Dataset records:
####################
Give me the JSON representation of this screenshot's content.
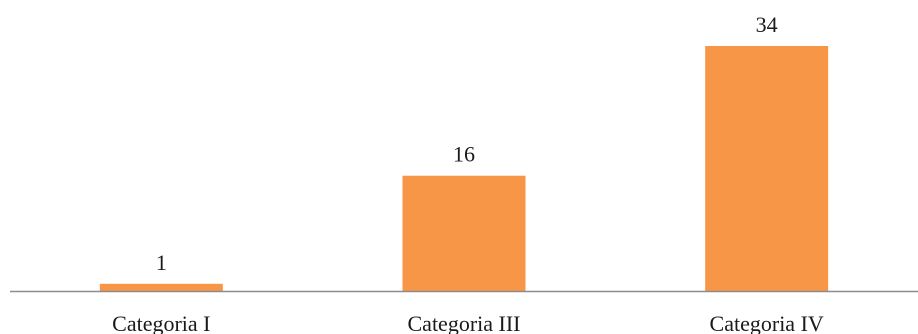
{
  "colors": {
    "bar": "#F79646",
    "axis": "#8c8c8c",
    "text": "#1a1a1a"
  },
  "chart_data": {
    "type": "bar",
    "title": "",
    "xlabel": "",
    "ylabel": "",
    "categories": [
      "Categoria I",
      "Categoria III",
      "Categoria IV"
    ],
    "values": [
      1,
      16,
      34
    ],
    "data_labels": [
      "1",
      "16",
      "34"
    ],
    "ylim": [
      0,
      34
    ],
    "grid": false,
    "legend": "none"
  }
}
####################
INSTRUCTIONS FOR THE TASK
Count the lines in the records above that contain the word "Categoria", and reply with only that number.

OUTPUT OF THE TASK
3